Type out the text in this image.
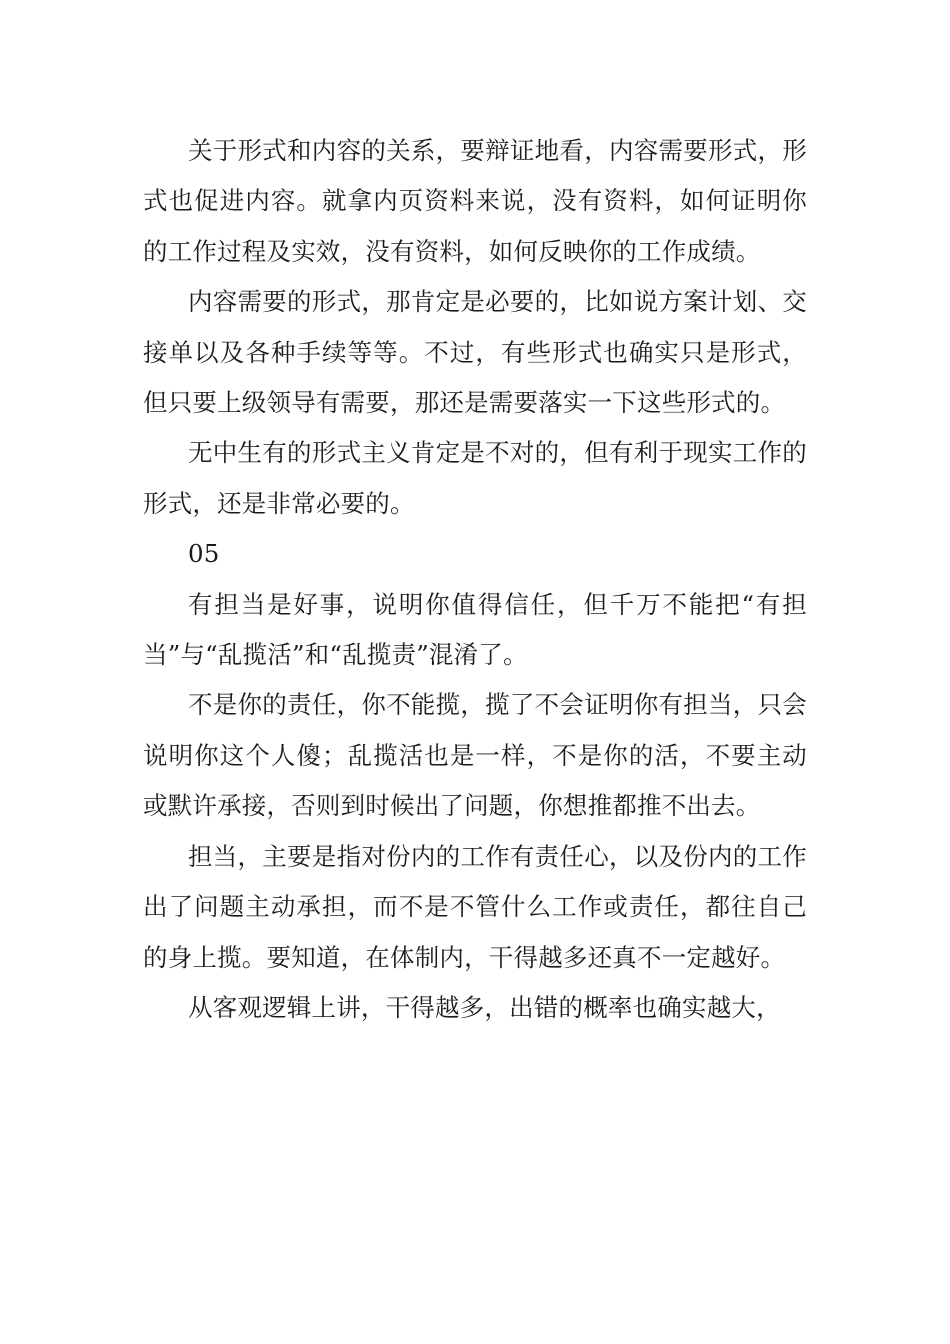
关于形式和内容的关系，要辩证地看，内容需要形式，形式也促进内容。就拿内页资料来说，没有资料，如何证明你的工作过程及实效，没有资料，如何反映你的工作成绩。

内容需要的形式，那肯定是必要的，比如说方案计划、交接单以及各种手续等等。不过，有些形式也确实只是形式，但只要上级领导有需要，那还是需要落实一下这些形式的。

无中生有的形式主义肯定是不对的，但有利于现实工作的形式，还是非常必要的。

05

有担当是好事，说明你值得信任，但千万不能把“有担当”与“乱揽活”和“乱揽责”混淆了。

不是你的责任，你不能揽，揽了不会证明你有担当，只会说明你这个人傻；乱揽活也是一样，不是你的活，不要主动或默许承接，否则到时候出了问题，你想推都推不出去。

担当，主要是指对份内的工作有责任心，以及份内的工作出了问题主动承担，而不是不管什么工作或责任，都往自己的身上揽。要知道，在体制内，干得越多还真不一定越好。

从客观逻辑上讲，干得越多，出错的概率也确实越大，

__PROBLEM STATEMENT__
Transcribe the records word for word and include no pictures.

__ANSWER TO THE PROBLEM__
Type out the text in this image.
关于形式和内容的关系，要辩证地看，内容需要形式，形式也促进内容。就拿内页资料来说，没有资料，如何证明你的工作过程及实效，没有资料，如何反映你的工作成绩。

内容需要的形式，那肯定是必要的，比如说方案计划、交接单以及各种手续等等。不过，有些形式也确实只是形式，但只要上级领导有需要，那还是需要落实一下这些形式的。

无中生有的形式主义肯定是不对的，但有利于现实工作的形式，还是非常必要的。

05

有担当是好事，说明你值得信任，但千万不能把“有担当”与“乱揽活”和“乱揽责”混淆了。

不是你的责任，你不能揽，揽了不会证明你有担当，只会说明你这个人傻；乱揽活也是一样，不是你的活，不要主动或默许承接，否则到时候出了问题，你想推都推不出去。

担当，主要是指对份内的工作有责任心，以及份内的工作出了问题主动承担，而不是不管什么工作或责任，都往自己的身上揽。要知道，在体制内，干得越多还真不一定越好。

从客观逻辑上讲，干得越多，出错的概率也确实越大，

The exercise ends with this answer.